Saved entries

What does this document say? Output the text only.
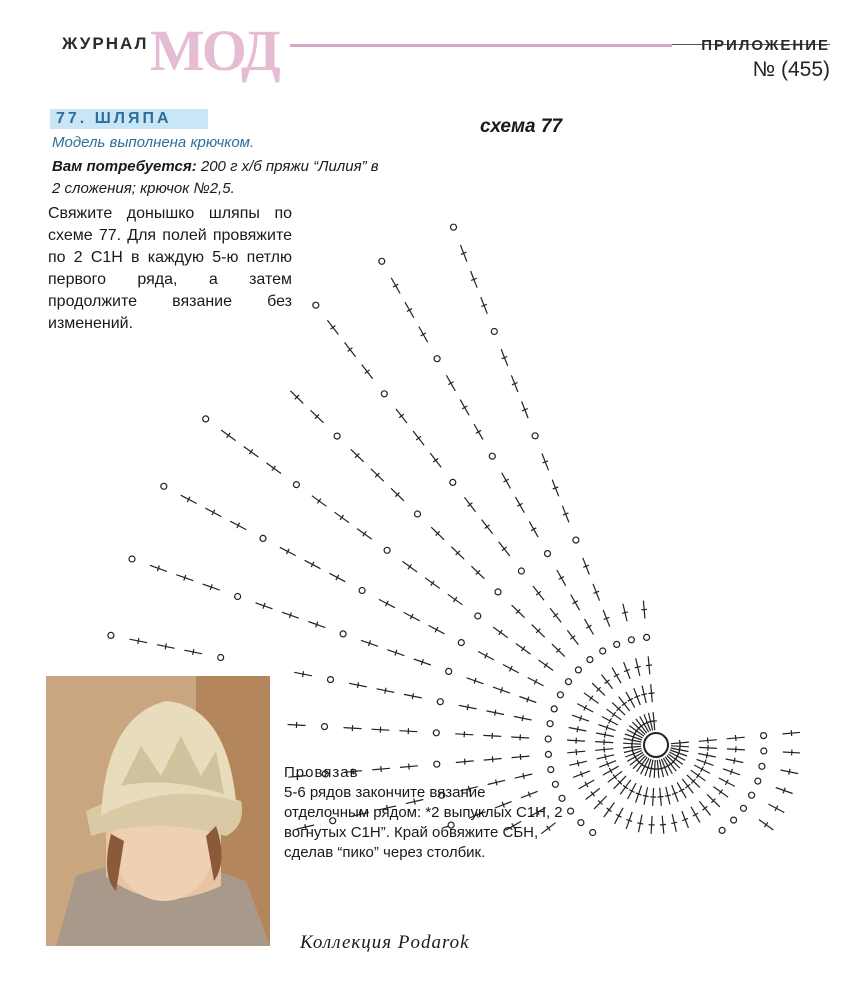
ЖУРНАЛ МОД	ПРИЛОЖЕНИЕ
№ (455)
77. ШЛЯПА
Модель выполнена крючком.
Вам потребуется: 200 г х/б пряжи “Лилия” в 2 сложения; крючок №2,5.
Свяжите донышко шляпы по схеме 77. Для полей провяжите по 2 С1Н в каждую 5-ю петлю первого ряда, а затем продолжите вязание без изменений.
схема 77
Провязав
5-6 рядов закончите вязание отделочным рядом: *2 выпуклых С1Н, 2 вогнутых С1Н”. Край обвяжите СБН, сделав “пико” через столбик.
Коллекция Podarok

DIRECTIONS FOR THIS TASK
Using the data above, print every line exactly, omitting pictures.

TASK SOLUTION
What does this document say? Output the text only.
ЖУРНАЛ МОД	ПРИЛОЖЕНИЕ
№ (455)
77. ШЛЯПА
Модель выполнена крючком.
Вам потребуется: 200 г х/б пряжи “Лилия” в 2 сложения; крючок №2,5.
Свяжите донышко шляпы по схеме 77. Для полей провяжите по 2 С1Н в каждую 5-ю петлю первого ряда, а затем продолжите вязание без изменений.
схема 77
Провязав
5-6 рядов закончите вязание отделочным рядом: *2 выпуклых С1Н, 2 вогнутых С1Н”. Край обвяжите СБН, сделав “пико” через столбик.
Коллекция Podarok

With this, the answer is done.